## start Extracted entries

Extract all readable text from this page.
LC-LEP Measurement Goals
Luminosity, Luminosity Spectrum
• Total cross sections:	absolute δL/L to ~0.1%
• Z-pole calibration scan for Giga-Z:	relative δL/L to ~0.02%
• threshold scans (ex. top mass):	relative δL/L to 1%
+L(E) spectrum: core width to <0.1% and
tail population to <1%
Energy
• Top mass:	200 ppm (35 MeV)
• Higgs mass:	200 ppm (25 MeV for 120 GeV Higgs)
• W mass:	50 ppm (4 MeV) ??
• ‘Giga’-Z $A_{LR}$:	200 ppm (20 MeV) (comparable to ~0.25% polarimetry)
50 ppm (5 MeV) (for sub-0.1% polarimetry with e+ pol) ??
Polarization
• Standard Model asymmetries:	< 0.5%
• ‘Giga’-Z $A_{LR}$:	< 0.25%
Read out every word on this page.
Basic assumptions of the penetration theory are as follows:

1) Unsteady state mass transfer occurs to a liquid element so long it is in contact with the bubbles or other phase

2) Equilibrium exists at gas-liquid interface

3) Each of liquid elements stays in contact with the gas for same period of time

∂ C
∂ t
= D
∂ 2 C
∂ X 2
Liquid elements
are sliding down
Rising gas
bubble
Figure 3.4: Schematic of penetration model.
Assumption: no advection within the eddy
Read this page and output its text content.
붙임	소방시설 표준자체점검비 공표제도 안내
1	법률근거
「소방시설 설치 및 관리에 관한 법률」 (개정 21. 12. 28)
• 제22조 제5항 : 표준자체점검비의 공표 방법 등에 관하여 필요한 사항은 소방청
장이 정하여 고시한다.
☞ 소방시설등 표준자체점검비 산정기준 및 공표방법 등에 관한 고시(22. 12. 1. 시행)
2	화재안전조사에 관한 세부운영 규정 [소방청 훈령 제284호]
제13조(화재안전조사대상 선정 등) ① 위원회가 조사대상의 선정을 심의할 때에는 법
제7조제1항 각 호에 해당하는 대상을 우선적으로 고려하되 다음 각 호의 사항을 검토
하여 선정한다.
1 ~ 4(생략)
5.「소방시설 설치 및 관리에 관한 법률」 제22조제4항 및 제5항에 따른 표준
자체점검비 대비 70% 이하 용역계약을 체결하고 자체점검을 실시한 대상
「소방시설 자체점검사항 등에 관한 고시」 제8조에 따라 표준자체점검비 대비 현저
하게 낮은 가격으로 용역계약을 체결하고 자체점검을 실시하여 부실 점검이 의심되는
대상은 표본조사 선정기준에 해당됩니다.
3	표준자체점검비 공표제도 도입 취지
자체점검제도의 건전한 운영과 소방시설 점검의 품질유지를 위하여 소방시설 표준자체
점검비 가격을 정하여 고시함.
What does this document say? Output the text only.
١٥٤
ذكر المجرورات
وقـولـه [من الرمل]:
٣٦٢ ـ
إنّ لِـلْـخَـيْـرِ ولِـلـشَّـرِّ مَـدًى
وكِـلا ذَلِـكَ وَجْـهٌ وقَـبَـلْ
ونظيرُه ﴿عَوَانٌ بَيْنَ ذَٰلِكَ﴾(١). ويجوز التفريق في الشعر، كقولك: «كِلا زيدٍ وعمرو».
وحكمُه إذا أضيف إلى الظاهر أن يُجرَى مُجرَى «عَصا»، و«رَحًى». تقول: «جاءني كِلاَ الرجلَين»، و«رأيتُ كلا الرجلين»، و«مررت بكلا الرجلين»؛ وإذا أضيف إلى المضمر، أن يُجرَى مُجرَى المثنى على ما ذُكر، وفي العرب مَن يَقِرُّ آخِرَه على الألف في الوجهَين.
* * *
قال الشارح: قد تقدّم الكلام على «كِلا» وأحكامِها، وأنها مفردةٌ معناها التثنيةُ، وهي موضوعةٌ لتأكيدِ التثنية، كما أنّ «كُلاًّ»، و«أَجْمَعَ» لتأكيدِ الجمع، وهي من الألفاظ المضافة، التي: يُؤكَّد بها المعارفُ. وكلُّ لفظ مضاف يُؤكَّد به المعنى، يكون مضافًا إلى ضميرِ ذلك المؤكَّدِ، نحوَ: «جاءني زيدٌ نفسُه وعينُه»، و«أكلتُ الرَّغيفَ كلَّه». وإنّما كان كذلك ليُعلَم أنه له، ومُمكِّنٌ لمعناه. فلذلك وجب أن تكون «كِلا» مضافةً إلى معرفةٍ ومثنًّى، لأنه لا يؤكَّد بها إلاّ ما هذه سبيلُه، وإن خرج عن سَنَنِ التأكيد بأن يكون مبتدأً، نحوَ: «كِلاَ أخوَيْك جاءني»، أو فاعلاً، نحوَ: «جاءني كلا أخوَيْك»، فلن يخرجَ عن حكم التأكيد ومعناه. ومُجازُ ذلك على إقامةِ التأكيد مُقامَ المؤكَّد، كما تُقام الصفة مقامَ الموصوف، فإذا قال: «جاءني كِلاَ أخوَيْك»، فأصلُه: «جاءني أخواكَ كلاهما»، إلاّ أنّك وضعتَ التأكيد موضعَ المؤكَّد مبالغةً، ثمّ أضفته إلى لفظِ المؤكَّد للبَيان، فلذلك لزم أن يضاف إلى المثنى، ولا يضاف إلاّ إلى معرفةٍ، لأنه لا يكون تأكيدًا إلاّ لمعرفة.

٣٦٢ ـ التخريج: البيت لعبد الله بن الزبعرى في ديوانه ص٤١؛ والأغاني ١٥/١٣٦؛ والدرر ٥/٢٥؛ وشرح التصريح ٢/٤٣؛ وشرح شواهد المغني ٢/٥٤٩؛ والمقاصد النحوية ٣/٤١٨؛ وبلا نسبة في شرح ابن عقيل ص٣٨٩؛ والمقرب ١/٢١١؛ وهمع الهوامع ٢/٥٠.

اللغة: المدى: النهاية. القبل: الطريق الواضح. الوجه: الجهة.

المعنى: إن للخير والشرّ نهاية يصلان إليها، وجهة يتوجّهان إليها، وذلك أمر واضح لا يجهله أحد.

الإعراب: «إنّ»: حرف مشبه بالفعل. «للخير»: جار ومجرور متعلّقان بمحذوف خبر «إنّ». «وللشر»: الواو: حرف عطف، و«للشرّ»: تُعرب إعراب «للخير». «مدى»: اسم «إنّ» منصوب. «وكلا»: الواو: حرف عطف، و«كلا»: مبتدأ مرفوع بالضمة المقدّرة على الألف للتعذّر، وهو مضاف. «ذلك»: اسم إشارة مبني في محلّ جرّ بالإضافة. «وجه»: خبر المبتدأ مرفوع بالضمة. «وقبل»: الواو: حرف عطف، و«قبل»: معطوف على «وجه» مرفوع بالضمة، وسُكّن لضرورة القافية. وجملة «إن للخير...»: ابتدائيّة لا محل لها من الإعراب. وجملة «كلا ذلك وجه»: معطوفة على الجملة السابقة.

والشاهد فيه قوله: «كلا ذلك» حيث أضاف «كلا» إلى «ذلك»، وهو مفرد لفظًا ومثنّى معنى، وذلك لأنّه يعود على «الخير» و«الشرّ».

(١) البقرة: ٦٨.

## end Extracted entries

Exercise prompt:
Take the listing above and set it down exactly.

Task solution:
Extract all readable text from this page.
LC-LEP Measurement Goals
Luminosity, Luminosity Spectrum
• Total cross sections:	absolute δL/L to ~0.1%
• Z-pole calibration scan for Giga-Z:	relative δL/L to ~0.02%
• threshold scans (ex. top mass):	relative δL/L to 1%
+L(E) spectrum: core width to <0.1% and
tail population to <1%
Energy
• Top mass:	200 ppm (35 MeV)
• Higgs mass:	200 ppm (25 MeV for 120 GeV Higgs)
• W mass:	50 ppm (4 MeV) ??
• ‘Giga’-Z $A_{LR}$:	200 ppm (20 MeV) (comparable to ~0.25% polarimetry)
50 ppm (5 MeV) (for sub-0.1% polarimetry with e+ pol) ??
Polarization
• Standard Model asymmetries:	< 0.5%
• ‘Giga’-Z $A_{LR}$:	< 0.25%
Read out every word on this page.
Basic assumptions of the penetration theory are as follows:

1) Unsteady state mass transfer occurs to a liquid element so long it is in contact with the bubbles or other phase

2) Equilibrium exists at gas-liquid interface

3) Each of liquid elements stays in contact with the gas for same period of time

∂ C
∂ t
= D
∂ 2 C
∂ X 2
Liquid elements
are sliding down
Rising gas
bubble
Figure 3.4: Schematic of penetration model.
Assumption: no advection within the eddy
Read this page and output its text content.
붙임	소방시설 표준자체점검비 공표제도 안내
1	법률근거
「소방시설 설치 및 관리에 관한 법률」 (개정 21. 12. 28)
• 제22조 제5항 : 표준자체점검비의 공표 방법 등에 관하여 필요한 사항은 소방청
장이 정하여 고시한다.
☞ 소방시설등 표준자체점검비 산정기준 및 공표방법 등에 관한 고시(22. 12. 1. 시행)
2	화재안전조사에 관한 세부운영 규정 [소방청 훈령 제284호]
제13조(화재안전조사대상 선정 등) ① 위원회가 조사대상의 선정을 심의할 때에는 법
제7조제1항 각 호에 해당하는 대상을 우선적으로 고려하되 다음 각 호의 사항을 검토
하여 선정한다.
1 ~ 4(생략)
5.「소방시설 설치 및 관리에 관한 법률」 제22조제4항 및 제5항에 따른 표준
자체점검비 대비 70% 이하 용역계약을 체결하고 자체점검을 실시한 대상
「소방시설 자체점검사항 등에 관한 고시」 제8조에 따라 표준자체점검비 대비 현저
하게 낮은 가격으로 용역계약을 체결하고 자체점검을 실시하여 부실 점검이 의심되는
대상은 표본조사 선정기준에 해당됩니다.
3	표준자체점검비 공표제도 도입 취지
자체점검제도의 건전한 운영과 소방시설 점검의 품질유지를 위하여 소방시설 표준자체
점검비 가격을 정하여 고시함.
What does this document say? Output the text only.
١٥٤
ذكر المجرورات
وقـولـه [من الرمل]:
٣٦٢ ـ
إنّ لِـلْـخَـيْـرِ ولِـلـشَّـرِّ مَـدًى
وكِـلا ذَلِـكَ وَجْـهٌ وقَـبَـلْ
ونظيرُه ﴿عَوَانٌ بَيْنَ ذَٰلِكَ﴾(١). ويجوز التفريق في الشعر، كقولك: «كِلا زيدٍ وعمرو».
وحكمُه إذا أضيف إلى الظاهر أن يُجرَى مُجرَى «عَصا»، و«رَحًى». تقول: «جاءني كِلاَ الرجلَين»، و«رأيتُ كلا الرجلين»، و«مررت بكلا الرجلين»؛ وإذا أضيف إلى المضمر، أن يُجرَى مُجرَى المثنى على ما ذُكر، وفي العرب مَن يَقِرُّ آخِرَه على الألف في الوجهَين.
* * *
قال الشارح: قد تقدّم الكلام على «كِلا» وأحكامِها، وأنها مفردةٌ معناها التثنيةُ، وهي موضوعةٌ لتأكيدِ التثنية، كما أنّ «كُلاًّ»، و«أَجْمَعَ» لتأكيدِ الجمع، وهي من الألفاظ المضافة، التي: يُؤكَّد بها المعارفُ. وكلُّ لفظ مضاف يُؤكَّد به المعنى، يكون مضافًا إلى ضميرِ ذلك المؤكَّدِ، نحوَ: «جاءني زيدٌ نفسُه وعينُه»، و«أكلتُ الرَّغيفَ كلَّه». وإنّما كان كذلك ليُعلَم أنه له، ومُمكِّنٌ لمعناه. فلذلك وجب أن تكون «كِلا» مضافةً إلى معرفةٍ ومثنًّى، لأنه لا يؤكَّد بها إلاّ ما هذه سبيلُه، وإن خرج عن سَنَنِ التأكيد بأن يكون مبتدأً، نحوَ: «كِلاَ أخوَيْك جاءني»، أو فاعلاً، نحوَ: «جاءني كلا أخوَيْك»، فلن يخرجَ عن حكم التأكيد ومعناه. ومُجازُ ذلك على إقامةِ التأكيد مُقامَ المؤكَّد، كما تُقام الصفة مقامَ الموصوف، فإذا قال: «جاءني كِلاَ أخوَيْك»، فأصلُه: «جاءني أخواكَ كلاهما»، إلاّ أنّك وضعتَ التأكيد موضعَ المؤكَّد مبالغةً، ثمّ أضفته إلى لفظِ المؤكَّد للبَيان، فلذلك لزم أن يضاف إلى المثنى، ولا يضاف إلاّ إلى معرفةٍ، لأنه لا يكون تأكيدًا إلاّ لمعرفة.

٣٦٢ ـ التخريج: البيت لعبد الله بن الزبعرى في ديوانه ص٤١؛ والأغاني ١٥/١٣٦؛ والدرر ٥/٢٥؛ وشرح التصريح ٢/٤٣؛ وشرح شواهد المغني ٢/٥٤٩؛ والمقاصد النحوية ٣/٤١٨؛ وبلا نسبة في شرح ابن عقيل ص٣٨٩؛ والمقرب ١/٢١١؛ وهمع الهوامع ٢/٥٠.

اللغة: المدى: النهاية. القبل: الطريق الواضح. الوجه: الجهة.

المعنى: إن للخير والشرّ نهاية يصلان إليها، وجهة يتوجّهان إليها، وذلك أمر واضح لا يجهله أحد.

الإعراب: «إنّ»: حرف مشبه بالفعل. «للخير»: جار ومجرور متعلّقان بمحذوف خبر «إنّ». «وللشر»: الواو: حرف عطف، و«للشرّ»: تُعرب إعراب «للخير». «مدى»: اسم «إنّ» منصوب. «وكلا»: الواو: حرف عطف، و«كلا»: مبتدأ مرفوع بالضمة المقدّرة على الألف للتعذّر، وهو مضاف. «ذلك»: اسم إشارة مبني في محلّ جرّ بالإضافة. «وجه»: خبر المبتدأ مرفوع بالضمة. «وقبل»: الواو: حرف عطف، و«قبل»: معطوف على «وجه» مرفوع بالضمة، وسُكّن لضرورة القافية. وجملة «إن للخير...»: ابتدائيّة لا محل لها من الإعراب. وجملة «كلا ذلك وجه»: معطوفة على الجملة السابقة.

والشاهد فيه قوله: «كلا ذلك» حيث أضاف «كلا» إلى «ذلك»، وهو مفرد لفظًا ومثنّى معنى، وذلك لأنّه يعود على «الخير» و«الشرّ».

(١) البقرة: ٦٨.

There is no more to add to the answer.